▶ **WRITTEN EXERCISE**
Return, word for word, every line that follows.

▶ **SUPPLIED RECORDS**
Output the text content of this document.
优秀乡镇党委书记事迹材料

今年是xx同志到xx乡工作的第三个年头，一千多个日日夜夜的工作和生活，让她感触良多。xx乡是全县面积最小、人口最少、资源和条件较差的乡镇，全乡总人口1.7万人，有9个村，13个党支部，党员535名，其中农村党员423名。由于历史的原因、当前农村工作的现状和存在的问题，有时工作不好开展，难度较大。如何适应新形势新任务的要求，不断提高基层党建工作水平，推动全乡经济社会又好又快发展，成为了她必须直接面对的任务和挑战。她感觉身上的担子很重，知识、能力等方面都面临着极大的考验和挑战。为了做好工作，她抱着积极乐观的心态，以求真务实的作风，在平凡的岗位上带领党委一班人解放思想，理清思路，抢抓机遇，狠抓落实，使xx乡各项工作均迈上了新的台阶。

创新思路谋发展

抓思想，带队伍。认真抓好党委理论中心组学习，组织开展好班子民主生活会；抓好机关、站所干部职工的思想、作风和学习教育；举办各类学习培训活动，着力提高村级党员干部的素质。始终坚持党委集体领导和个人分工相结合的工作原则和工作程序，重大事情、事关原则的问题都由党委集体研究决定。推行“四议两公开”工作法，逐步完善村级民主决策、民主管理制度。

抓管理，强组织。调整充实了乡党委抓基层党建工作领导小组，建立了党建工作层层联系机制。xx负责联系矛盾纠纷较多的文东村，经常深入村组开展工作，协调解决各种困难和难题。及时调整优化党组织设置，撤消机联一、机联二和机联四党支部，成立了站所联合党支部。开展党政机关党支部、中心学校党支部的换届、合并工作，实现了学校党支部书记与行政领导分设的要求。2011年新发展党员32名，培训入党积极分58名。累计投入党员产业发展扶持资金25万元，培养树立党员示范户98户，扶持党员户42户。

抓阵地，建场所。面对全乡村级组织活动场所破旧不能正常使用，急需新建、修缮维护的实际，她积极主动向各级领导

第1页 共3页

▶ **RESULT FOR THIS EXERCISE**
Output the text content of this document.
优秀乡镇党委书记事迹材料

今年是xx同志到xx乡工作的第三个年头，一千多个日日夜夜的工作和生活，让她感触良多。xx乡是全县面积最小、人口最少、资源和条件较差的乡镇，全乡总人口1.7万人，有9个村，13个党支部，党员535名，其中农村党员423名。由于历史的原因、当前农村工作的现状和存在的问题，有时工作不好开展，难度较大。如何适应新形势新任务的要求，不断提高基层党建工作水平，推动全乡经济社会又好又快发展，成为了她必须直接面对的任务和挑战。她感觉身上的担子很重，知识、能力等方面都面临着极大的考验和挑战。为了做好工作，她抱着积极乐观的心态，以求真务实的作风，在平凡的岗位上带领党委一班人解放思想，理清思路，抢抓机遇，狠抓落实，使xx乡各项工作均迈上了新的台阶。

创新思路谋发展

抓思想，带队伍。认真抓好党委理论中心组学习，组织开展好班子民主生活会；抓好机关、站所干部职工的思想、作风和学习教育；举办各类学习培训活动，着力提高村级党员干部的素质。始终坚持党委集体领导和个人分工相结合的工作原则和工作程序，重大事情、事关原则的问题都由党委集体研究决定。推行“四议两公开”工作法，逐步完善村级民主决策、民主管理制度。

抓管理，强组织。调整充实了乡党委抓基层党建工作领导小组，建立了党建工作层层联系机制。xx负责联系矛盾纠纷较多的文东村，经常深入村组开展工作，协调解决各种困难和难题。及时调整优化党组织设置，撤消机联一、机联二和机联四党支部，成立了站所联合党支部。开展党政机关党支部、中心学校党支部的换届、合并工作，实现了学校党支部书记与行政领导分设的要求。2011年新发展党员32名，培训入党积极分58名。累计投入党员产业发展扶持资金25万元，培养树立党员示范户98户，扶持党员户42户。

抓阵地，建场所。面对全乡村级组织活动场所破旧不能正常使用，急需新建、修缮维护的实际，她积极主动向各级领导

第1页 共3页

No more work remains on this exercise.